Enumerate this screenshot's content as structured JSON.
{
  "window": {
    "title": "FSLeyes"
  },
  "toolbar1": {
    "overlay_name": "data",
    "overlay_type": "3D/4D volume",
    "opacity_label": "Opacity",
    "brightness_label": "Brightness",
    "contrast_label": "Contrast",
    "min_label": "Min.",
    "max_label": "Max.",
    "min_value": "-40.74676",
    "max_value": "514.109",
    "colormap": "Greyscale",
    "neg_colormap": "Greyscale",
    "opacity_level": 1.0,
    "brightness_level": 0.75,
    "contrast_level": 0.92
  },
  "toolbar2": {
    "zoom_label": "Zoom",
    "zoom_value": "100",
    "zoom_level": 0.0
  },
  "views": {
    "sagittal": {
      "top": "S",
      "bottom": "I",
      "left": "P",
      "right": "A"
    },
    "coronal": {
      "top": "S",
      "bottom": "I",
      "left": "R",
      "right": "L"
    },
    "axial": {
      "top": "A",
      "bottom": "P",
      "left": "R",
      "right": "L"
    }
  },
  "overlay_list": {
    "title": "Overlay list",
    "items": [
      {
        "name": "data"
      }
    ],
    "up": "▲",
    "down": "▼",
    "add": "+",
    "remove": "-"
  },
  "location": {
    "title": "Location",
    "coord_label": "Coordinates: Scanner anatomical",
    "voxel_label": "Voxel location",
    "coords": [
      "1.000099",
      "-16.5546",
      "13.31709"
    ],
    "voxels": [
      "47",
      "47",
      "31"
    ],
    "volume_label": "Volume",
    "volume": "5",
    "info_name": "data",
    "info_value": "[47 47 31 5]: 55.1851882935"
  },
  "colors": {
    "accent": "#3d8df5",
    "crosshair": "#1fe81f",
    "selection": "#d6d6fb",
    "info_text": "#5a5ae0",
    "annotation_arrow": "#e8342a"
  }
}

- **YOUR OBJECTIVE**
Copy out the full set of records precisely, leaving nothing out.

- **FINAL RESULT**
Enumerate this screenshot's content as structured JSON.
{
  "window": {
    "title": "FSLeyes"
  },
  "toolbar1": {
    "overlay_name": "data",
    "overlay_type": "3D/4D volume",
    "opacity_label": "Opacity",
    "brightness_label": "Brightness",
    "contrast_label": "Contrast",
    "min_label": "Min.",
    "max_label": "Max.",
    "min_value": "-40.74676",
    "max_value": "514.109",
    "colormap": "Greyscale",
    "neg_colormap": "Greyscale",
    "opacity_level": 1.0,
    "brightness_level": 0.75,
    "contrast_level": 0.92
  },
  "toolbar2": {
    "zoom_label": "Zoom",
    "zoom_value": "100",
    "zoom_level": 0.0
  },
  "views": {
    "sagittal": {
      "top": "S",
      "bottom": "I",
      "left": "P",
      "right": "A"
    },
    "coronal": {
      "top": "S",
      "bottom": "I",
      "left": "R",
      "right": "L"
    },
    "axial": {
      "top": "A",
      "bottom": "P",
      "left": "R",
      "right": "L"
    }
  },
  "overlay_list": {
    "title": "Overlay list",
    "items": [
      {
        "name": "data"
      }
    ],
    "up": "▲",
    "down": "▼",
    "add": "+",
    "remove": "-"
  },
  "location": {
    "title": "Location",
    "coord_label": "Coordinates: Scanner anatomical",
    "voxel_label": "Voxel location",
    "coords": [
      "1.000099",
      "-16.5546",
      "13.31709"
    ],
    "voxels": [
      "47",
      "47",
      "31"
    ],
    "volume_label": "Volume",
    "volume": "5",
    "info_name": "data",
    "info_value": "[47 47 31 5]: 55.1851882935"
  },
  "colors": {
    "accent": "#3d8df5",
    "crosshair": "#1fe81f",
    "selection": "#d6d6fb",
    "info_text": "#5a5ae0",
    "annotation_arrow": "#e8342a"
  }
}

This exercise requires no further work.